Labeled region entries
——

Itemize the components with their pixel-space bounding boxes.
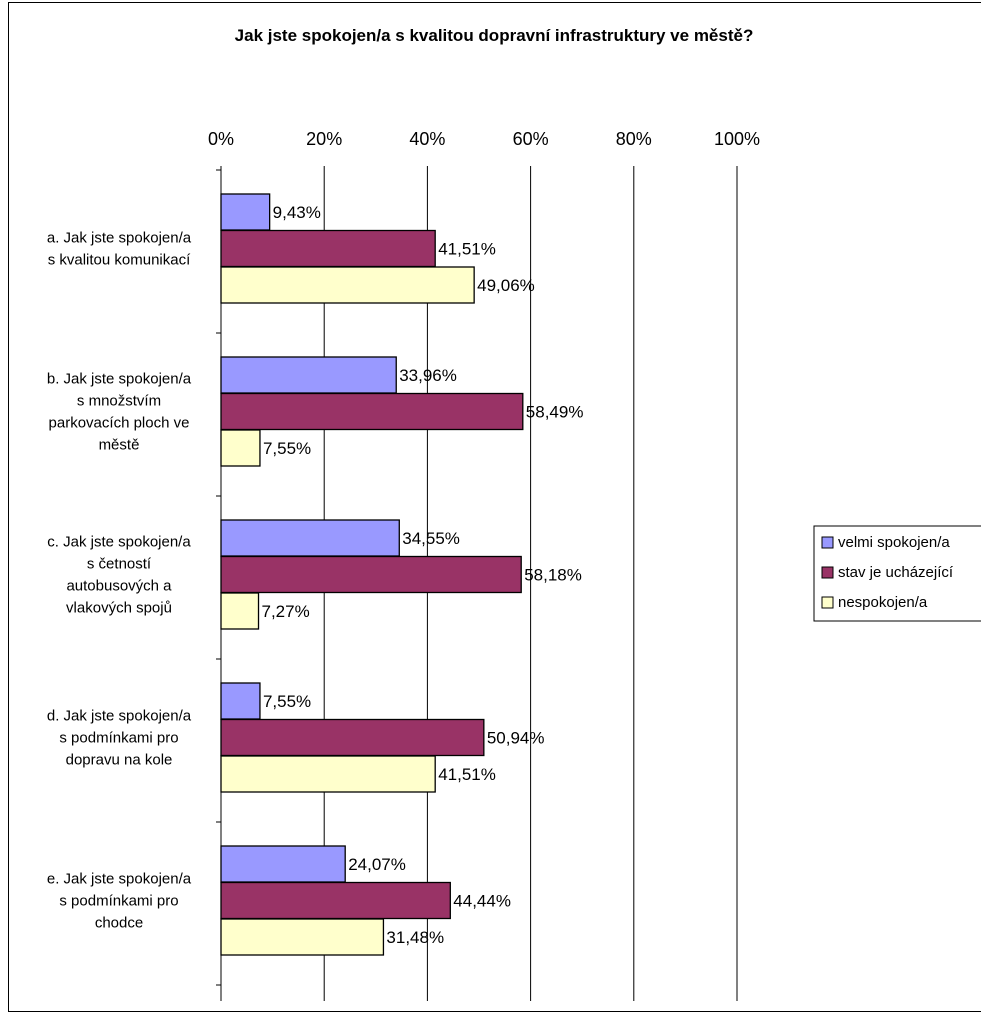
legend-label: stav je ucházející — [838, 564, 954, 581]
category-label-line: b. Jak jste spokojen/a — [47, 371, 192, 388]
chart-svg: Jak jste spokojen/a s kvalitou dopravní … — [47, 26, 981, 1001]
data-label: 58,49% — [526, 403, 584, 422]
bar — [220, 392, 524, 431]
category-label-line: s podmínkami pro — [59, 893, 178, 910]
category-label: a. Jak jste spokojen/a s kvalitou komunik… — [47, 230, 192, 269]
legend-label: velmi spokojen/a — [838, 534, 950, 551]
data-label: 44,44% — [453, 892, 511, 911]
category-label-line: a. Jak jste spokojen/a — [47, 230, 192, 247]
data-label: 7,27% — [262, 602, 310, 621]
bar — [220, 266, 475, 304]
bar — [220, 429, 261, 467]
category-label-line: chodce — [95, 915, 143, 932]
category-label-line: s množstvím — [77, 393, 161, 410]
legend-swatch — [821, 596, 834, 609]
x-tick-label: 20% — [306, 129, 342, 149]
category-label: d. Jak jste spokojen/a s podmínkami pro do… — [47, 708, 192, 769]
x-tick-label: 100% — [714, 129, 760, 149]
legend-label: nespokojen/a — [838, 594, 928, 611]
x-axis-ticks: 0% 20% 40% 60% 80% 100% — [208, 129, 760, 149]
bar — [220, 356, 397, 394]
data-labels: 9,43% 41,51% 49,06% 33,96% 58,49% 7,55% 34,55%… — [262, 203, 584, 947]
bars — [220, 193, 524, 956]
bar — [220, 592, 260, 630]
category-label-line: s kvalitou komunikací — [48, 252, 191, 269]
chart-title: Jak jste spokojen/a s kvalitou dopravní … — [235, 26, 754, 45]
bar — [220, 519, 400, 557]
bar — [220, 881, 451, 920]
x-tick-label: 0% — [208, 129, 234, 149]
legend: velmi spokojen/a stav je ucházející nespok… — [813, 525, 981, 622]
data-label: 58,18% — [524, 566, 582, 585]
legend-swatch — [821, 566, 834, 579]
category-labels: a. Jak jste spokojen/a s kvalitou komunik… — [47, 230, 192, 932]
category-label-line: vlakových spojů — [66, 600, 172, 617]
data-label: 33,96% — [399, 366, 457, 385]
bar — [220, 845, 346, 883]
data-label: 41,51% — [438, 765, 496, 784]
category-label-line: s četností — [87, 556, 152, 573]
bar — [220, 193, 271, 231]
data-label: 31,48% — [386, 928, 444, 947]
bar — [220, 682, 261, 720]
x-tick-label: 80% — [616, 129, 652, 149]
category-label: e. Jak jste spokojen/a s podmínkami pro ch… — [47, 871, 192, 932]
x-tick-label: 40% — [409, 129, 445, 149]
category-label: b. Jak jste spokojen/a s množstvím parkova… — [47, 371, 192, 454]
data-label: 7,55% — [263, 439, 311, 458]
bar — [220, 555, 522, 594]
bar — [220, 755, 436, 793]
data-label: 41,51% — [438, 240, 496, 259]
chart-frame: Jak jste spokojen/a s kvalitou dopravní … — [8, 2, 981, 1012]
category-label-line: městě — [99, 437, 140, 454]
data-label: 50,94% — [487, 729, 545, 748]
legend-box — [813, 525, 981, 622]
legend-swatch — [821, 536, 834, 549]
data-label: 34,55% — [402, 529, 460, 548]
data-label: 49,06% — [477, 276, 535, 295]
category-label-line: dopravu na kole — [66, 752, 173, 769]
category-label-line: autobusových a — [66, 578, 172, 595]
category-label-line: parkovacích ploch ve — [49, 415, 190, 432]
category-label: c. Jak jste spokojen/a s četností autobuso… — [47, 534, 191, 617]
category-label-line: d. Jak jste spokojen/a — [47, 708, 192, 725]
bar — [220, 718, 485, 757]
data-label: 24,07% — [348, 855, 406, 874]
data-label: 7,55% — [263, 692, 311, 711]
data-label: 9,43% — [273, 203, 321, 222]
bar — [220, 229, 436, 268]
x-tick-label: 60% — [513, 129, 549, 149]
category-label-line: e. Jak jste spokojen/a — [47, 871, 192, 888]
category-label-line: c. Jak jste spokojen/a — [47, 534, 191, 551]
category-label-line: s podmínkami pro — [59, 730, 178, 747]
bar — [220, 918, 385, 956]
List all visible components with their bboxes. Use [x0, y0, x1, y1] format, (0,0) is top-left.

——

== EXERCISE PROMPT ==
Print the rows character for character, starting at the line that contains "legend-label: stav je" and ending at the line that contains "bar — [220, 845, 346, 883]", with both of those lines included.

== FINISHED EXERCISE ==
legend-label: stav je ucházející — [838, 564, 954, 581]
category-label-line: b. Jak jste spokojen/a — [47, 371, 192, 388]
chart-svg: Jak jste spokojen/a s kvalitou dopravní … — [47, 26, 981, 1001]
data-label: 58,49% — [526, 403, 584, 422]
bar — [220, 392, 524, 431]
category-label-line: s podmínkami pro — [59, 893, 178, 910]
category-label: a. Jak jste spokojen/a s kvalitou komunik… — [47, 230, 192, 269]
legend-label: velmi spokojen/a — [838, 534, 950, 551]
data-label: 44,44% — [453, 892, 511, 911]
category-label-line: a. Jak jste spokojen/a — [47, 230, 192, 247]
data-label: 7,27% — [262, 602, 310, 621]
bar — [220, 266, 475, 304]
bar — [220, 429, 261, 467]
category-label-line: chodce — [95, 915, 143, 932]
category-label-line: s množstvím — [77, 393, 161, 410]
legend-swatch — [821, 596, 834, 609]
x-tick-label: 20% — [306, 129, 342, 149]
category-label: d. Jak jste spokojen/a s podmínkami pro do… — [47, 708, 192, 769]
x-tick-label: 100% — [714, 129, 760, 149]
legend-label: nespokojen/a — [838, 594, 928, 611]
x-axis-ticks: 0% 20% 40% 60% 80% 100% — [208, 129, 760, 149]
bar — [220, 356, 397, 394]
data-labels: 9,43% 41,51% 49,06% 33,96% 58,49% 7,55% 34,55%… — [262, 203, 584, 947]
bars — [220, 193, 524, 956]
bar — [220, 592, 260, 630]
category-label-line: s kvalitou komunikací — [48, 252, 191, 269]
chart-title: Jak jste spokojen/a s kvalitou dopravní … — [235, 26, 754, 45]
bar — [220, 519, 400, 557]
bar — [220, 881, 451, 920]
x-tick-label: 0% — [208, 129, 234, 149]
legend: velmi spokojen/a stav je ucházející nespok… — [813, 525, 981, 622]
data-label: 58,18% — [524, 566, 582, 585]
legend-swatch — [821, 566, 834, 579]
category-labels: a. Jak jste spokojen/a s kvalitou komunik… — [47, 230, 192, 932]
category-label-line: vlakových spojů — [66, 600, 172, 617]
data-label: 33,96% — [399, 366, 457, 385]
bar — [220, 845, 346, 883]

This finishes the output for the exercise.